• **THE TASK**: Each line below should be reproduced without any alteration.

• **TASK INPUTS**:
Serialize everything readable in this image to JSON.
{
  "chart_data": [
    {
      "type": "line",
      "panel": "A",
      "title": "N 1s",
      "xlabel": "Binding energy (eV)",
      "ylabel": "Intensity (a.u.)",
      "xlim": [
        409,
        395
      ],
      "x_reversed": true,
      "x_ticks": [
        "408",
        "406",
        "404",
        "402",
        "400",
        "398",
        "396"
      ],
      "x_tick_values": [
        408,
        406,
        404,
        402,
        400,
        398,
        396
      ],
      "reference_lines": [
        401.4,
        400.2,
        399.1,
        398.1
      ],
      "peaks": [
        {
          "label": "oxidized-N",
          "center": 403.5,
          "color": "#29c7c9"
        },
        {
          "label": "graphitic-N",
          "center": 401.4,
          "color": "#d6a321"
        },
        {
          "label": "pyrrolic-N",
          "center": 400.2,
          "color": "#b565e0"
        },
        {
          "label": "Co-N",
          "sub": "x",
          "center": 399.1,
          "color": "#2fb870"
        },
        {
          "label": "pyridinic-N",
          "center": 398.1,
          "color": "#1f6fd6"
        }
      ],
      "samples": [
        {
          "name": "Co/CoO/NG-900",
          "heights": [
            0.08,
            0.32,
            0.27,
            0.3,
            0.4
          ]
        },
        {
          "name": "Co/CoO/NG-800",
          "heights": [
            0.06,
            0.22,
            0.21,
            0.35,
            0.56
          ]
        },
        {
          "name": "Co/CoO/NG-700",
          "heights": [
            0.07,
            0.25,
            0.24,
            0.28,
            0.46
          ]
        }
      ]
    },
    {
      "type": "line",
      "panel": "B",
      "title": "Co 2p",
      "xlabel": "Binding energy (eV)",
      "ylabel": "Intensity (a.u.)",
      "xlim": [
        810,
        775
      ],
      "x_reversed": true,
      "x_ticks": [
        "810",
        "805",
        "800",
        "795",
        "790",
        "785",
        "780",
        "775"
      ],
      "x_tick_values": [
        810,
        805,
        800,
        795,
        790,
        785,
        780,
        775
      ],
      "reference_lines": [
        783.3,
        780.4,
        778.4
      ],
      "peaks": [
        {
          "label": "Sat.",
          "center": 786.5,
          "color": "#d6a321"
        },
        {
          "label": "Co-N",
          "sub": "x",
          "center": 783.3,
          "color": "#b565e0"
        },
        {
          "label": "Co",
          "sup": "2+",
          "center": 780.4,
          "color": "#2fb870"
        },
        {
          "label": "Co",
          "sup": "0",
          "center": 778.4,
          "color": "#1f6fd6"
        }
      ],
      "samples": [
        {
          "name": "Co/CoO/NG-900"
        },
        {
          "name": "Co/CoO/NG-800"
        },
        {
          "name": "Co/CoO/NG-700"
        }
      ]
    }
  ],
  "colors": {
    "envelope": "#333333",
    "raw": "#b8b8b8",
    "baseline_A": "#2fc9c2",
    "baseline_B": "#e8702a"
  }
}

• **WRITTEN ANSWER**:
Serialize everything readable in this image to JSON.
{
  "chart_data": [
    {
      "type": "line",
      "panel": "A",
      "title": "N 1s",
      "xlabel": "Binding energy (eV)",
      "ylabel": "Intensity (a.u.)",
      "xlim": [
        409,
        395
      ],
      "x_reversed": true,
      "x_ticks": [
        "408",
        "406",
        "404",
        "402",
        "400",
        "398",
        "396"
      ],
      "x_tick_values": [
        408,
        406,
        404,
        402,
        400,
        398,
        396
      ],
      "reference_lines": [
        401.4,
        400.2,
        399.1,
        398.1
      ],
      "peaks": [
        {
          "label": "oxidized-N",
          "center": 403.5,
          "color": "#29c7c9"
        },
        {
          "label": "graphitic-N",
          "center": 401.4,
          "color": "#d6a321"
        },
        {
          "label": "pyrrolic-N",
          "center": 400.2,
          "color": "#b565e0"
        },
        {
          "label": "Co-N",
          "sub": "x",
          "center": 399.1,
          "color": "#2fb870"
        },
        {
          "label": "pyridinic-N",
          "center": 398.1,
          "color": "#1f6fd6"
        }
      ],
      "samples": [
        {
          "name": "Co/CoO/NG-900",
          "heights": [
            0.08,
            0.32,
            0.27,
            0.3,
            0.4
          ]
        },
        {
          "name": "Co/CoO/NG-800",
          "heights": [
            0.06,
            0.22,
            0.21,
            0.35,
            0.56
          ]
        },
        {
          "name": "Co/CoO/NG-700",
          "heights": [
            0.07,
            0.25,
            0.24,
            0.28,
            0.46
          ]
        }
      ]
    },
    {
      "type": "line",
      "panel": "B",
      "title": "Co 2p",
      "xlabel": "Binding energy (eV)",
      "ylabel": "Intensity (a.u.)",
      "xlim": [
        810,
        775
      ],
      "x_reversed": true,
      "x_ticks": [
        "810",
        "805",
        "800",
        "795",
        "790",
        "785",
        "780",
        "775"
      ],
      "x_tick_values": [
        810,
        805,
        800,
        795,
        790,
        785,
        780,
        775
      ],
      "reference_lines": [
        783.3,
        780.4,
        778.4
      ],
      "peaks": [
        {
          "label": "Sat.",
          "center": 786.5,
          "color": "#d6a321"
        },
        {
          "label": "Co-N",
          "sub": "x",
          "center": 783.3,
          "color": "#b565e0"
        },
        {
          "label": "Co",
          "sup": "2+",
          "center": 780.4,
          "color": "#2fb870"
        },
        {
          "label": "Co",
          "sup": "0",
          "center": 778.4,
          "color": "#1f6fd6"
        }
      ],
      "samples": [
        {
          "name": "Co/CoO/NG-900"
        },
        {
          "name": "Co/CoO/NG-800"
        },
        {
          "name": "Co/CoO/NG-700"
        }
      ]
    }
  ],
  "colors": {
    "envelope": "#333333",
    "raw": "#b8b8b8",
    "baseline_A": "#2fc9c2",
    "baseline_B": "#e8702a"
  }
}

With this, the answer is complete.